• Goal:
Rewrite the lines of the entries as a JSON list of strings, one string per line with blank lines omitted, starting at the first line and ending at the line that contains "note-line-2: Seitenfläche auf".

• Listing:
--------------------------------------------------

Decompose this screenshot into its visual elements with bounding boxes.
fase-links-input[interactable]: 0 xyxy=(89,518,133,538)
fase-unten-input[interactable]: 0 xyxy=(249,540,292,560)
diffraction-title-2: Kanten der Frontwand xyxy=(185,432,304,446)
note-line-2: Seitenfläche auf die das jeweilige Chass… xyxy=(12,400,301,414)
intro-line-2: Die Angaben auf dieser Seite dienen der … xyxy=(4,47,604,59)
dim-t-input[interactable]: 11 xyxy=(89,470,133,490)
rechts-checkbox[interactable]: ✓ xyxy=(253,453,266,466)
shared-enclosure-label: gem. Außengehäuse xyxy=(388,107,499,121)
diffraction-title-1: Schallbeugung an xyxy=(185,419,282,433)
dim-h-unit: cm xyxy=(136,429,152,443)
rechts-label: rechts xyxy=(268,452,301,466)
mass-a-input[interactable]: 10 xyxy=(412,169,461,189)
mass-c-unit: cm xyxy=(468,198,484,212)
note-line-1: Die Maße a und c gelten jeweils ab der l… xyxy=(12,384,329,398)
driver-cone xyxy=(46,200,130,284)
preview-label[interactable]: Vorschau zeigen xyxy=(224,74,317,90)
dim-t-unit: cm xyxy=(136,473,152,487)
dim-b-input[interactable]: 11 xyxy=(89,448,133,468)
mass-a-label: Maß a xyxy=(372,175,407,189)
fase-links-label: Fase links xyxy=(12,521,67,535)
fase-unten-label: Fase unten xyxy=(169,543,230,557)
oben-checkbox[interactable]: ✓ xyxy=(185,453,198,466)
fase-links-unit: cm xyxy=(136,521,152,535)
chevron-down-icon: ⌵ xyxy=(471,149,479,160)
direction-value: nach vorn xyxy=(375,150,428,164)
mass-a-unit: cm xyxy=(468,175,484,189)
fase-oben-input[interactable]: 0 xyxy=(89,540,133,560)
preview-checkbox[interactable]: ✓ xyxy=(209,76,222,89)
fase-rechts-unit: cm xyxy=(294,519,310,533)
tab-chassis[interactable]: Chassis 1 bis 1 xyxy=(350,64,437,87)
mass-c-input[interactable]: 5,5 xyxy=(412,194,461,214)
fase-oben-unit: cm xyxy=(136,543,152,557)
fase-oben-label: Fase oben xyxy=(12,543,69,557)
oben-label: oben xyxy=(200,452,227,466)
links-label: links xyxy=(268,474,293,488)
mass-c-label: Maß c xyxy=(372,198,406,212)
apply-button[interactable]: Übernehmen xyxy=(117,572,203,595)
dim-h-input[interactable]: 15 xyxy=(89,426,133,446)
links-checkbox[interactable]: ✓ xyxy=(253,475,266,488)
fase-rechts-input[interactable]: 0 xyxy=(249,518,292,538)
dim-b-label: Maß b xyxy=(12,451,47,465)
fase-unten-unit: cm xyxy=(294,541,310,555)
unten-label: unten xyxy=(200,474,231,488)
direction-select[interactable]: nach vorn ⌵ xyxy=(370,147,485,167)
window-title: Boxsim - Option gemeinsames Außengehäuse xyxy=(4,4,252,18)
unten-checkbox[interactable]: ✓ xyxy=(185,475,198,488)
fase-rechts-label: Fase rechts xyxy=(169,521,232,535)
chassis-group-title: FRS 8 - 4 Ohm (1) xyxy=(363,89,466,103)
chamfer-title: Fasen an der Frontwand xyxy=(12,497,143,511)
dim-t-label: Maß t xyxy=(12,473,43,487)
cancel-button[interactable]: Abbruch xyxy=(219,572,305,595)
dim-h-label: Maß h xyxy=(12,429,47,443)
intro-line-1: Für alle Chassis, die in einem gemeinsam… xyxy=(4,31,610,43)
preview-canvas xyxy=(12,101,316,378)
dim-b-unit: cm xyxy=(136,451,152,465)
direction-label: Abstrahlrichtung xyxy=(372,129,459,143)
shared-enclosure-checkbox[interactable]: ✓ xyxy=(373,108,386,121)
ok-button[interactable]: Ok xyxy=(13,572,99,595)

--------------------------------------------------

• Answer:
[
  "Decompose this screenshot into its visual elements with bounding boxes.",
  "fase-links-input[interactable]: 0 xyxy=(89,518,133,538)",
  "fase-unten-input[interactable]: 0 xyxy=(249,540,292,560)",
  "diffraction-title-2: Kanten der Frontwand xyxy=(185,432,304,446)",
  "note-line-2: Seitenfläche auf die das jeweilige Chass… xyxy=(12,400,301,414)"
]